Supplied passage ->
=== Section Start ===

Innovation and Adaptation in a (Coronavirus) Panic

Analyzing the innovative nontraditional security responses prompted by the rapid outbreak COVID-19 that have helped keep communities healthy

By  Pamela Kennedy Co-Author  • Joseph Ross Co-Author

In China

How many times have you washed your hands today? In the face of the novel coronavirus outbreak, there is little individual people can do except wash their hands, follow official guidance, and wait to see how the fallout will affect daily life, right?

Well, not really. People can and are doing more. Infectious diseases are threats that fall under nontraditional security—issues that transcend borders and that are best countered by an array of responses from civil society and individuals, not just governments and militaries. In the hyperconnected modern world, infectious diseases like COVID-19 are transnational threats that don’t care about borders, nationalities, or treaties. It can’t be engaged like a competing state in negotiation. The rapid outbreak prompted precisely the kind of collaborative and creative approaches that epitomize a nontraditional security response. While these innovations probably will not accelerate the progress of a COVID-19 vaccine or significantly slow the rate of infection, they can help fight feelings of panic or helplessness. They give people tools to protect the health of their communities.

=== Section End ===

What to produce -> Carry on the piece about nontraditional security responses to the coronavirus outbreak, picking up after its last sentence. The entries that come after have nothing to do with this.

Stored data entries
=== Section Start ===

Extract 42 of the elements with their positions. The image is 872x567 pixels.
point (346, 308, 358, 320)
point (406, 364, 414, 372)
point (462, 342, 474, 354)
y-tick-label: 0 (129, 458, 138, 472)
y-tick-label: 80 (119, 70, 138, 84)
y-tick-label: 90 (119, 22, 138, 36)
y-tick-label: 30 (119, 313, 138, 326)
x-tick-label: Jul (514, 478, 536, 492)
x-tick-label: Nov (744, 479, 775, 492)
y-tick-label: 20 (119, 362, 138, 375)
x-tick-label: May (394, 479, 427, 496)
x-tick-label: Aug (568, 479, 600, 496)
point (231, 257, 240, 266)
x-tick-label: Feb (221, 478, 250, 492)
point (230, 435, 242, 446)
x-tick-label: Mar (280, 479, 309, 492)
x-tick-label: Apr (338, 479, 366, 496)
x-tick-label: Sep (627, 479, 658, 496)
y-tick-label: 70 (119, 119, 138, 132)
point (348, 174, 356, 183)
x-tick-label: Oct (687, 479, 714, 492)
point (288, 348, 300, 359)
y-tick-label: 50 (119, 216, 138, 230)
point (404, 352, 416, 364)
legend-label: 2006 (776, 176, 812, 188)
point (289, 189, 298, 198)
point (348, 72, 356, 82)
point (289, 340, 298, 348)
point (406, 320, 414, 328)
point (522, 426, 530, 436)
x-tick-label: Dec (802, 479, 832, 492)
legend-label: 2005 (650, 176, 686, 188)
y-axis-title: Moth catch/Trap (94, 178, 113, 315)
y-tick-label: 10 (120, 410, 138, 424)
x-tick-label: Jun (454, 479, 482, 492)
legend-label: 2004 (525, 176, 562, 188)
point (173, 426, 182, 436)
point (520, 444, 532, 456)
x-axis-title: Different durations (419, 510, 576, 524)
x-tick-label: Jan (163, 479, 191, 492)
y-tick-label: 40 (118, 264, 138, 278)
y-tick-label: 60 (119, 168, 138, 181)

=== Section End ===

Answer box ->
At the level of the state, the response to the virus must combine whole-of-government and public-private cooperation. Even the simplest of policy decisions requires the rapid utilization of large amounts of resources ranging from research on vaccines to guidance on travel restrictions and quarantines. For example, Italy imposed a strict lockdown in the northern part of the country, soon expanding across the nation, to prevent people in Italy from spreading the coronavirus in public. This policy required businesses to shut their doors. Across the United States, cities are asking businesses to close and advising people to stay home.

While NGOs and other health-related agencies mobilize their capabilities, the catch-up period of trying to understand the virus and respond leaves people sifting through media and government reports, trying to figure out how they should respond as individuals.

In some places, new tools are ready to help. An exciting approach has come from Taiwan: a platform of apps for finding pharmacies with face masks in stock. Developed by Taiwan’s digital minister, Audrey Tang, by combining government data with the ingenuity of individual programmers, the app is an open-source tool that responds to individuals’ need for a sense of security.

By allowing users to access accurate data on which pharmacies nearby have adult and child face masks available, the app helps to quell the panic that might ensue if stories of face mask shortages began circulating. It also helps people find supplies they need if they or their neighbors are sick, a reassuring ability in an uncertain time.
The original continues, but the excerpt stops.